[START Data supplied]

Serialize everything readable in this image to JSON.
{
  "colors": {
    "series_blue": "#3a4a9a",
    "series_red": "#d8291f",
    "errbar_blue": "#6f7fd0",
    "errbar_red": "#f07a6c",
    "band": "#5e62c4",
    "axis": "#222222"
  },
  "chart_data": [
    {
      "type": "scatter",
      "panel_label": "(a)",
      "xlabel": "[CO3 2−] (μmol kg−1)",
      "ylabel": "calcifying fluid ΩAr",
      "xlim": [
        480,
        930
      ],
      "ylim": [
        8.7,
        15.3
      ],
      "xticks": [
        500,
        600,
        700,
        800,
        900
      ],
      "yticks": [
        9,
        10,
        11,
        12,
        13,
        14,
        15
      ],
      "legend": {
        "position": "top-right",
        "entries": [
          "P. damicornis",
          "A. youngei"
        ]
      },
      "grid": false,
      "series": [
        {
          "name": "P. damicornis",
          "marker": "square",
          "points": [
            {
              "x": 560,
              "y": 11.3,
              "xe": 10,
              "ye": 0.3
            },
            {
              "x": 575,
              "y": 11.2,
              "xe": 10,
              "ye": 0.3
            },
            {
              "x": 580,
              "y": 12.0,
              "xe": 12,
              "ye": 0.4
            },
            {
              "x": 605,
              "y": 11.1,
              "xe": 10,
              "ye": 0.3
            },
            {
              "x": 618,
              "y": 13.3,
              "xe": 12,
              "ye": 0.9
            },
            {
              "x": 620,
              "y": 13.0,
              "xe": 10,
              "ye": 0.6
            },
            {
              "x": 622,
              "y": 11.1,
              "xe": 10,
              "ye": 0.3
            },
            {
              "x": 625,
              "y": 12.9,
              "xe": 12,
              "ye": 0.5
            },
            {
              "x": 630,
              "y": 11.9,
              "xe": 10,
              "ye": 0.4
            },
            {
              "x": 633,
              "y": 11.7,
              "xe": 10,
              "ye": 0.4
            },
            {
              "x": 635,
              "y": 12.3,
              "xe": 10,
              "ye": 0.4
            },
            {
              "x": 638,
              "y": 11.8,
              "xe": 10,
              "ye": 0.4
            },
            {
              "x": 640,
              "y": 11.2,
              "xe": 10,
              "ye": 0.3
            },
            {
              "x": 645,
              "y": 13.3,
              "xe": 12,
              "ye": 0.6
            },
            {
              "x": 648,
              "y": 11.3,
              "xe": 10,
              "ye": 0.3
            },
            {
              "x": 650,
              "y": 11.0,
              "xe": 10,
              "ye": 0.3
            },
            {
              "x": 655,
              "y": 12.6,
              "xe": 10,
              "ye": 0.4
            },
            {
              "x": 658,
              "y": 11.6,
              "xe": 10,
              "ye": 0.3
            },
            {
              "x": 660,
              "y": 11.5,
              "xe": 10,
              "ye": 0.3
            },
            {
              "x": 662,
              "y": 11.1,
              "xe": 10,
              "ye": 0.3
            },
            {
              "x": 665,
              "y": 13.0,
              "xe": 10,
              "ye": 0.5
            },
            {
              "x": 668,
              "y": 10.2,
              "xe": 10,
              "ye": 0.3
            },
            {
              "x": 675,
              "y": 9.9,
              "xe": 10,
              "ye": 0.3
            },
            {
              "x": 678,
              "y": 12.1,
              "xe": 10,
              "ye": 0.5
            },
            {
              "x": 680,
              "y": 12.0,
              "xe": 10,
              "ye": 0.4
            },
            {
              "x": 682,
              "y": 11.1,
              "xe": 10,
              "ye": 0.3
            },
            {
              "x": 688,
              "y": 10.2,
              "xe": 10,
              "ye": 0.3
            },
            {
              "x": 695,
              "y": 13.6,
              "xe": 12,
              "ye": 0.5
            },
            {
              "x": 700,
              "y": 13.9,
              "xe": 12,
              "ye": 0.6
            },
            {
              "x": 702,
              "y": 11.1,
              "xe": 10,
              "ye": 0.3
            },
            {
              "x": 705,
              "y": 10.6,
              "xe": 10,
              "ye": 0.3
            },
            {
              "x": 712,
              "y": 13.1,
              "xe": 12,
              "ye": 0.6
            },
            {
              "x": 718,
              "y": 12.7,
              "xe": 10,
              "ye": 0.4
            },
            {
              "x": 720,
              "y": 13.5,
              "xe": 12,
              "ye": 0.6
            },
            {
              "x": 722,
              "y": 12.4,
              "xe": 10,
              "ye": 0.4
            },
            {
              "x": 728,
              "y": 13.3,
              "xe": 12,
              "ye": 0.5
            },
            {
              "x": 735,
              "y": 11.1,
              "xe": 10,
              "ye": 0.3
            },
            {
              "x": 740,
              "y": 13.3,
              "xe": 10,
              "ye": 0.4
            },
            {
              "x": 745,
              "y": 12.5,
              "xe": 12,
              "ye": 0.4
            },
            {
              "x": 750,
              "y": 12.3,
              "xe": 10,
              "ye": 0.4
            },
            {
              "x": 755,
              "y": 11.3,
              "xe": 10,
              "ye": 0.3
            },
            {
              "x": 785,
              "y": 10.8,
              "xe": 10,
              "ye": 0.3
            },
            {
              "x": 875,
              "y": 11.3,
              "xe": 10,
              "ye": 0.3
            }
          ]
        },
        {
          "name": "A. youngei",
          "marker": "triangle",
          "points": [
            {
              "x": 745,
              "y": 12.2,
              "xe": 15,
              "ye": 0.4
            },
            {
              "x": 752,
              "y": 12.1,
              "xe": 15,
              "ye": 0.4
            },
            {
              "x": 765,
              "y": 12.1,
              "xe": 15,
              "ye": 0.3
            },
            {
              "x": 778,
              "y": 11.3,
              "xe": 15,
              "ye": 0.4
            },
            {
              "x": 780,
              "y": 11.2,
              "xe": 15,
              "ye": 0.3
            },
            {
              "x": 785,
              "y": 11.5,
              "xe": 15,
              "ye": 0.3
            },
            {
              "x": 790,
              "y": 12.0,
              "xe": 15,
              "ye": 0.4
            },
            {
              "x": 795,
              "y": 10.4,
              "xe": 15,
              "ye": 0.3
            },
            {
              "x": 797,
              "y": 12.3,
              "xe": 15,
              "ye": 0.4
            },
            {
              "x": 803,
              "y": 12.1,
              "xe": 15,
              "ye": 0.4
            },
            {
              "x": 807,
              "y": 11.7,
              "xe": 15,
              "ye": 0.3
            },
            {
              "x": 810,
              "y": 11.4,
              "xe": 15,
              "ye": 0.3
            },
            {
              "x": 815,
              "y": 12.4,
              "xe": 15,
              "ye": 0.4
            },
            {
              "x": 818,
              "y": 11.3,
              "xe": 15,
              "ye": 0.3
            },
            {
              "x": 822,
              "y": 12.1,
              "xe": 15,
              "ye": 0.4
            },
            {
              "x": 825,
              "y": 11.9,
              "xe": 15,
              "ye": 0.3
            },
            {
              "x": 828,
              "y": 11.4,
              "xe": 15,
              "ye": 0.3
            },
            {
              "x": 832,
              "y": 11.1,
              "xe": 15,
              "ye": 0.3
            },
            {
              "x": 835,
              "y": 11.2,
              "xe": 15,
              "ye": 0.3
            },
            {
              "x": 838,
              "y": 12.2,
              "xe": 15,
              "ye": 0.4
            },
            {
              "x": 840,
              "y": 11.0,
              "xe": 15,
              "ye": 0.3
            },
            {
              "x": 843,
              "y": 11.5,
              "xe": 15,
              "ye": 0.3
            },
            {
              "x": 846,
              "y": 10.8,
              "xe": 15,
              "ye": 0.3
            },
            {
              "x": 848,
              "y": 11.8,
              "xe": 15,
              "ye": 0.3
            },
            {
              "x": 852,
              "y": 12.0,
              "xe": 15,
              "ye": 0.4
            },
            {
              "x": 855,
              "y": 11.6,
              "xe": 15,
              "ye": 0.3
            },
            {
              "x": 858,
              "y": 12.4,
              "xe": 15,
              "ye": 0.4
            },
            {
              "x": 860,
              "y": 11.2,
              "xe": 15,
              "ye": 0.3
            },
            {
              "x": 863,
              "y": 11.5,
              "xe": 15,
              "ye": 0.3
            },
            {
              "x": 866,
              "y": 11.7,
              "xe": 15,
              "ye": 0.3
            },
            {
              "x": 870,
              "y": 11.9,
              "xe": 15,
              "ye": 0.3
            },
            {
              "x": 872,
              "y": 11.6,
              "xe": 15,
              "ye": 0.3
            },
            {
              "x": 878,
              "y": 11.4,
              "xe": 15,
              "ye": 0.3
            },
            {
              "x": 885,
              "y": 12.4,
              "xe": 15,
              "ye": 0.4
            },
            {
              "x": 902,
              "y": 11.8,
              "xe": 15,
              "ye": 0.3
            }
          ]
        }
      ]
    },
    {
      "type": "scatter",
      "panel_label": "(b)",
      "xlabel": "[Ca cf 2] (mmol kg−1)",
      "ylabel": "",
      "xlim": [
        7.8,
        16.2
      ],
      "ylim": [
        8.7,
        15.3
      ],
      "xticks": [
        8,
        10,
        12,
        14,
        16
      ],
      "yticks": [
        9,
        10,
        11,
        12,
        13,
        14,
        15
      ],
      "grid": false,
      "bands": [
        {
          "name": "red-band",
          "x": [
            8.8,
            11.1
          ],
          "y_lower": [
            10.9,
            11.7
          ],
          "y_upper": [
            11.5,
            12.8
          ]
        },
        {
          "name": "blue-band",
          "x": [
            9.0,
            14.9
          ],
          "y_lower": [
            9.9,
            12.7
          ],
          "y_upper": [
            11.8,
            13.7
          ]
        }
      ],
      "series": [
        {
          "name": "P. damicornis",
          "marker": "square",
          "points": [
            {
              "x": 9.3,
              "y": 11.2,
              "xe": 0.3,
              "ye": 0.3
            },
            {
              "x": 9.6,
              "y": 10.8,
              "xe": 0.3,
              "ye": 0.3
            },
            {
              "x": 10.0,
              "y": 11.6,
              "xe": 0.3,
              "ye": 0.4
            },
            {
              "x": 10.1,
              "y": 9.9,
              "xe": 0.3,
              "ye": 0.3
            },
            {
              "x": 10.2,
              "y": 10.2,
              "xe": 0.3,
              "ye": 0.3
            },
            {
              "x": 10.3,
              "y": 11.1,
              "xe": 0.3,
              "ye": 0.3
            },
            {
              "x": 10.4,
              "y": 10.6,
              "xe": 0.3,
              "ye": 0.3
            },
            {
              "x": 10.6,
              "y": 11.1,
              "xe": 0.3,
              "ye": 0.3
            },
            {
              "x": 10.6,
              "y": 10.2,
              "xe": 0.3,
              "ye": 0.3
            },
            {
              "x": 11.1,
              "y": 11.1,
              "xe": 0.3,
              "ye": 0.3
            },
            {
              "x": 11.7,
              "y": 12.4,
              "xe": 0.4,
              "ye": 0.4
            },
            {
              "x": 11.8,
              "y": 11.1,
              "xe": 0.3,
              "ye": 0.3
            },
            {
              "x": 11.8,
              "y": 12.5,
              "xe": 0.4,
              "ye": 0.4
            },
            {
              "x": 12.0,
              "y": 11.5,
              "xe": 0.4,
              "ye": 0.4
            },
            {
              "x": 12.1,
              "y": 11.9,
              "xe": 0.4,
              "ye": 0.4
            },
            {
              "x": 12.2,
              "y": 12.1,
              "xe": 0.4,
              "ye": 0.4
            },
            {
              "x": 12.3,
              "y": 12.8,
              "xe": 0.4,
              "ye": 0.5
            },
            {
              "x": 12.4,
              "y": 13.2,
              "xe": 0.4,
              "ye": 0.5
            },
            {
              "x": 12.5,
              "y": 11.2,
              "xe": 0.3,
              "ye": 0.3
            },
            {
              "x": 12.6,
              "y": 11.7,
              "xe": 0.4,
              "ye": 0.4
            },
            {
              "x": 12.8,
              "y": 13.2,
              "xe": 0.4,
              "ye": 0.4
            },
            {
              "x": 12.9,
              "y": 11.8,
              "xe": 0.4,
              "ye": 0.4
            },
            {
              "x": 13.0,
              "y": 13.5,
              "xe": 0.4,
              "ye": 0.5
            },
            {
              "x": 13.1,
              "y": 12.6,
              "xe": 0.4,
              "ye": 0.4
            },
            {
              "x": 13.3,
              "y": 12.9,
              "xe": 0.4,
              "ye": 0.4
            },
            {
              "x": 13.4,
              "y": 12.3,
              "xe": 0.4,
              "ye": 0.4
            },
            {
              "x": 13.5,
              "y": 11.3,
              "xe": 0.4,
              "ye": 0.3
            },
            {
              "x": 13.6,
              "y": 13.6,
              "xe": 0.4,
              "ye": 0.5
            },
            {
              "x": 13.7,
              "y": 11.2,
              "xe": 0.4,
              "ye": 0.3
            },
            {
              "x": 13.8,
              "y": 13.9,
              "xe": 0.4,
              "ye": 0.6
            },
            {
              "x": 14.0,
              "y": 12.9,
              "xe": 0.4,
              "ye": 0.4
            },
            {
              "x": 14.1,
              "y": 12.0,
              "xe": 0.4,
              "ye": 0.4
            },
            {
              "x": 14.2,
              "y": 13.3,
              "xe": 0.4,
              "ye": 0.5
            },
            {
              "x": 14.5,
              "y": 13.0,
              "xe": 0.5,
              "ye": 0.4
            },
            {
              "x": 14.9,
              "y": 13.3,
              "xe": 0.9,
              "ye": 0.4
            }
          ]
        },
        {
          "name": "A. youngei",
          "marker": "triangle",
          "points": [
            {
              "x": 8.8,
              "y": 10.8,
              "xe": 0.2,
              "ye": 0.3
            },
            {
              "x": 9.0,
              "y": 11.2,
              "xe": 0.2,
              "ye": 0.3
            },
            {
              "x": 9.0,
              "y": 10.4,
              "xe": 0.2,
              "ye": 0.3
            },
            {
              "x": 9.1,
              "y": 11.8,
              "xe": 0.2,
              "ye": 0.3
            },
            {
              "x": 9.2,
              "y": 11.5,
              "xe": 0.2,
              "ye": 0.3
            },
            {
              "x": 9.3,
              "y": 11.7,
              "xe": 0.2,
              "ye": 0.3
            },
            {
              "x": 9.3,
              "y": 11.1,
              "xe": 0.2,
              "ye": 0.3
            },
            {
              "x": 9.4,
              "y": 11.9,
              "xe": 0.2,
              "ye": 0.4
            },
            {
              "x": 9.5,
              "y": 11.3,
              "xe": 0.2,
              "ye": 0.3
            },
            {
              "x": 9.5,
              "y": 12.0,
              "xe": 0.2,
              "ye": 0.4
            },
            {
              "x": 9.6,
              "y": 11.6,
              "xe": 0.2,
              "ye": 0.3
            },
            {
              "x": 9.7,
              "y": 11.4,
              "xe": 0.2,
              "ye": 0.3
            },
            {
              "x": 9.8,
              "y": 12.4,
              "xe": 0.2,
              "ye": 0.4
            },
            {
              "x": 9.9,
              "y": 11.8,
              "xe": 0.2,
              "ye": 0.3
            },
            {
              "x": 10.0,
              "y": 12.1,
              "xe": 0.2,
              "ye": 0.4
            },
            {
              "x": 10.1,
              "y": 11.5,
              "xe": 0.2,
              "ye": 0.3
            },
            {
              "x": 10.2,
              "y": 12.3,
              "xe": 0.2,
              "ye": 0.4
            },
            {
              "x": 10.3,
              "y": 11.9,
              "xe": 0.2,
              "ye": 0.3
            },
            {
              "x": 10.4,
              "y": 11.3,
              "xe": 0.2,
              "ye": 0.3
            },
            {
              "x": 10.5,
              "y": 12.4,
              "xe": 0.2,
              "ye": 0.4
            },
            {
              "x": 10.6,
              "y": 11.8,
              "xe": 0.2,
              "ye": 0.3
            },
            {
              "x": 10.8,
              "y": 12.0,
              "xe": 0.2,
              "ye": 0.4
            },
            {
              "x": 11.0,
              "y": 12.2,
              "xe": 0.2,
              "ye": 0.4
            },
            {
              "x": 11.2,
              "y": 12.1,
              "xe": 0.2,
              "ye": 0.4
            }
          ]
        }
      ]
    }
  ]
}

[END Data supplied]

** Task statement **
How many lines in the data contain the string "ylabel"? Respond with the number only.

** Answer in full **
2